• **What is being asked**
Reproduce all of the data exactly, with no line skipped.

________

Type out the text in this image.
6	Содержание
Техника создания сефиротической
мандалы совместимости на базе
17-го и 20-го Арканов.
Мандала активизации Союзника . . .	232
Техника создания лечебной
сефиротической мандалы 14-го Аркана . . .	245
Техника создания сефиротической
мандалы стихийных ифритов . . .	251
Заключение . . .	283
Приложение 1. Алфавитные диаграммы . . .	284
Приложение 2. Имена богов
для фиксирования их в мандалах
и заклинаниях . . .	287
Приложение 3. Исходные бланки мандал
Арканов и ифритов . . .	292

________

• **Finished answer**
Type out the text in this image.
6	Содержание
Техника создания сефиротической
мандалы совместимости на базе
17-го и 20-го Арканов.
Мандала активизации Союзника . . .	232
Техника создания лечебной
сефиротической мандалы 14-го Аркана . . .	245
Техника создания сефиротической
мандалы стихийных ифритов . . .	251
Заключение . . .	283
Приложение 1. Алфавитные диаграммы . . .	284
Приложение 2. Имена богов
для фиксирования их в мандалах
и заклинаниях . . .	287
Приложение 3. Исходные бланки мандал
Арканов и ифритов . . .	292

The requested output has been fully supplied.